EXERCISE: Each line of the listing must be transcribed exactly, except for the images, which should be excluded.

(Extracted data entries)
++++++++++++++++++++

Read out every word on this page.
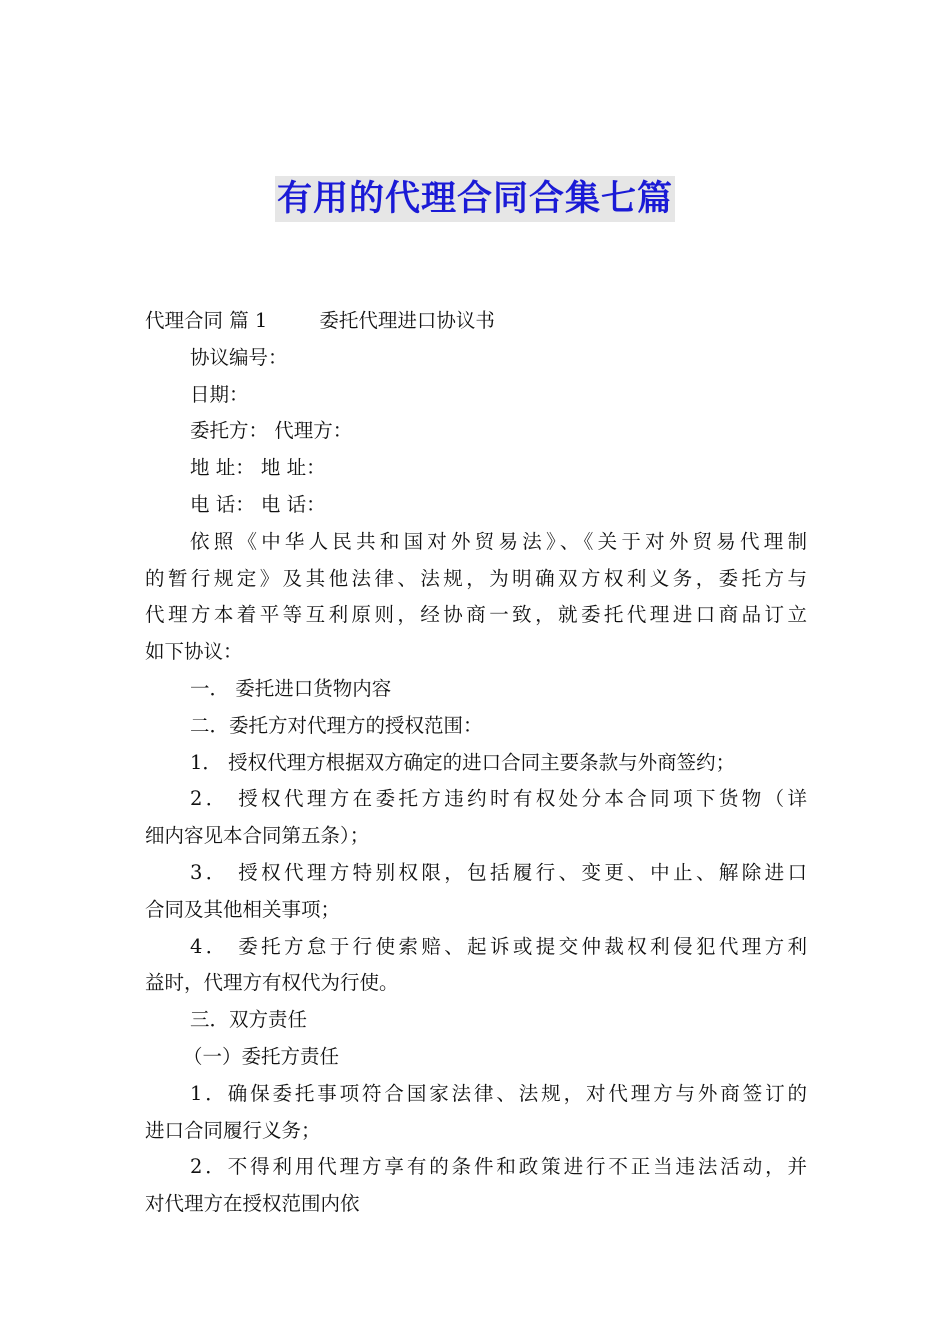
有用的代理合同合集七篇
代理合同 篇 1	委托代理进口协议书
协议编号：
日期：
委托方： 代理方：
地 址： 地 址：
电 话： 电 话：
依照《中华人民共和国对外贸易法》、《关于对外贸易代理制
的暂行规定》及其他法律、法规，为明确双方权利义务，委托方与
代理方本着平等互利原则，经协商一致，就委托代理进口商品订立
如下协议：
一． 委托进口货物内容
二．委托方对代理方的授权范围：
1． 授权代理方根据双方确定的进口合同主要条款与外商签约；
2． 授权代理方在委托方违约时有权处分本合同项下货物（详
细内容见本合同第五条）；
3． 授权代理方特别权限，包括履行、变更、中止、解除进口
合同及其他相关事项；
4． 委托方怠于行使索赔、起诉或提交仲裁权利侵犯代理方利
益时，代理方有权代为行使。
三．双方责任
（一）委托方责任
1．确保委托事项符合国家法律、法规，对代理方与外商签订的
进口合同履行义务；
2．不得利用代理方享有的条件和政策进行不正当违法活动，并
对代理方在授权范围内依
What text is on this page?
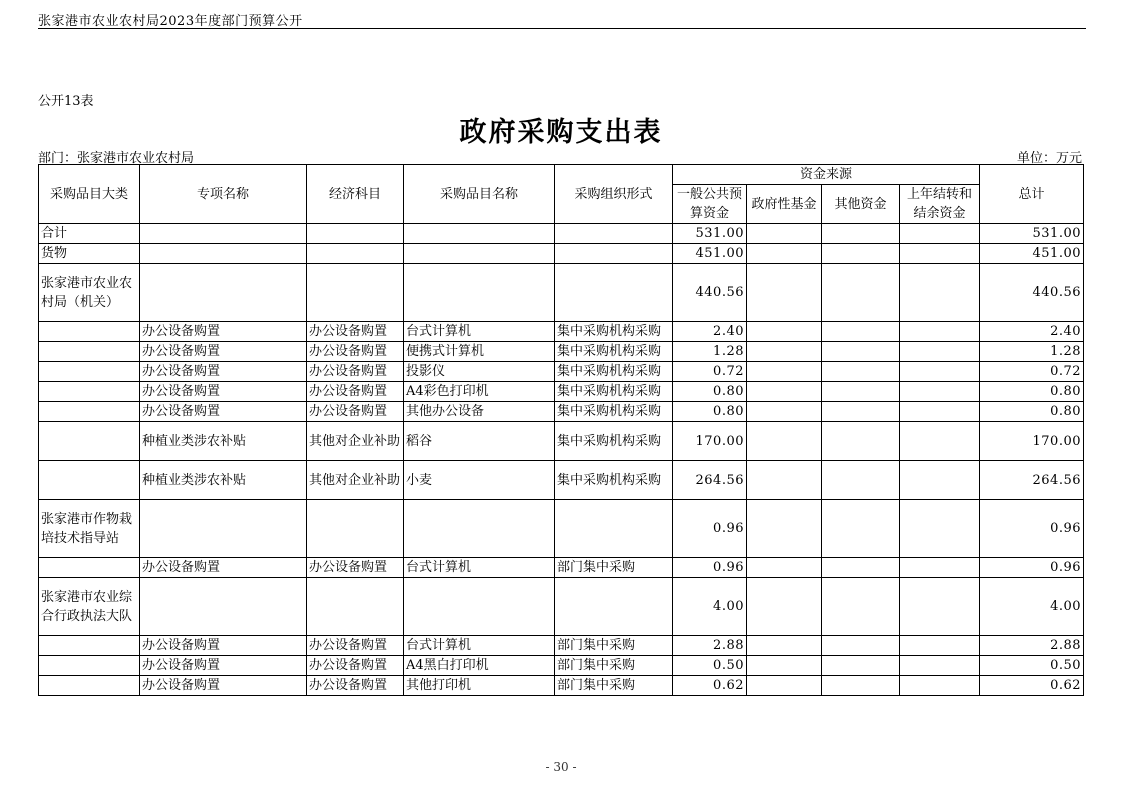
张家港市农业农村局2023年度部门预算公开
公开13表
政府采购支出表
部门：张家港市农业农村局	单位：万元
采购品目大类	专项名称	经济科目	采购品目名称	采购组织形式	资金来源				总计
					一般公共预算资金	政府性基金	其他资金	上年结转和结余资金	
合计					531.00				531.00
货物					451.00				451.00
张家港市农业农村局（机关）					440.56				440.56
	办公设备购置	办公设备购置	台式计算机	集中采购机构采购	2.40				2.40
	办公设备购置	办公设备购置	便携式计算机	集中采购机构采购	1.28				1.28
	办公设备购置	办公设备购置	投影仪	集中采购机构采购	0.72				0.72
	办公设备购置	办公设备购置	A4彩色打印机	集中采购机构采购	0.80				0.80
	办公设备购置	办公设备购置	其他办公设备	集中采购机构采购	0.80				0.80
	种植业类涉农补贴	其他对企业补助	稻谷	集中采购机构采购	170.00				170.00
	种植业类涉农补贴	其他对企业补助	小麦	集中采购机构采购	264.56				264.56
张家港市作物栽培技术指导站					0.96				0.96
	办公设备购置	办公设备购置	台式计算机	部门集中采购	0.96				0.96
张家港市农业综合行政执法大队					4.00				4.00
	办公设备购置	办公设备购置	台式计算机	部门集中采购	2.88				2.88
	办公设备购置	办公设备购置	A4黑白打印机	部门集中采购	0.50				0.50
	办公设备购置	办公设备购置	其他打印机	部门集中采购	0.62				0.62
- 30 -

++++++++++++++++++++

FINAL ANSWER:
Read out every word on this page.
有用的代理合同合集七篇
代理合同 篇 1	委托代理进口协议书
协议编号：
日期：
委托方： 代理方：
地 址： 地 址：
电 话： 电 话：
依照《中华人民共和国对外贸易法》、《关于对外贸易代理制
的暂行规定》及其他法律、法规，为明确双方权利义务，委托方与
代理方本着平等互利原则，经协商一致，就委托代理进口商品订立
如下协议：
一． 委托进口货物内容
二．委托方对代理方的授权范围：
1． 授权代理方根据双方确定的进口合同主要条款与外商签约；
2． 授权代理方在委托方违约时有权处分本合同项下货物（详
细内容见本合同第五条）；
3． 授权代理方特别权限，包括履行、变更、中止、解除进口
合同及其他相关事项；
4． 委托方怠于行使索赔、起诉或提交仲裁权利侵犯代理方利
益时，代理方有权代为行使。
三．双方责任
（一）委托方责任
1．确保委托事项符合国家法律、法规，对代理方与外商签订的
进口合同履行义务；
2．不得利用代理方享有的条件和政策进行不正当违法活动，并
对代理方在授权范围内依
What text is on this page?
张家港市农业农村局2023年度部门预算公开
公开13表
政府采购支出表
部门：张家港市农业农村局	单位：万元
采购品目大类	专项名称	经济科目	采购品目名称	采购组织形式	资金来源				总计
					一般公共预算资金	政府性基金	其他资金	上年结转和结余资金	
合计					531.00				531.00
货物					451.00				451.00
张家港市农业农村局（机关）					440.56				440.56
	办公设备购置	办公设备购置	台式计算机	集中采购机构采购	2.40				2.40
	办公设备购置	办公设备购置	便携式计算机	集中采购机构采购	1.28				1.28
	办公设备购置	办公设备购置	投影仪	集中采购机构采购	0.72				0.72
	办公设备购置	办公设备购置	A4彩色打印机	集中采购机构采购	0.80				0.80
	办公设备购置	办公设备购置	其他办公设备	集中采购机构采购	0.80				0.80
	种植业类涉农补贴	其他对企业补助	稻谷	集中采购机构采购	170.00				170.00
	种植业类涉农补贴	其他对企业补助	小麦	集中采购机构采购	264.56				264.56
张家港市作物栽培技术指导站					0.96				0.96
	办公设备购置	办公设备购置	台式计算机	部门集中采购	0.96				0.96
张家港市农业综合行政执法大队					4.00				4.00
	办公设备购置	办公设备购置	台式计算机	部门集中采购	2.88				2.88
	办公设备购置	办公设备购置	A4黑白打印机	部门集中采购	0.50				0.50
	办公设备购置	办公设备购置	其他打印机	部门集中采购	0.62				0.62
- 30 -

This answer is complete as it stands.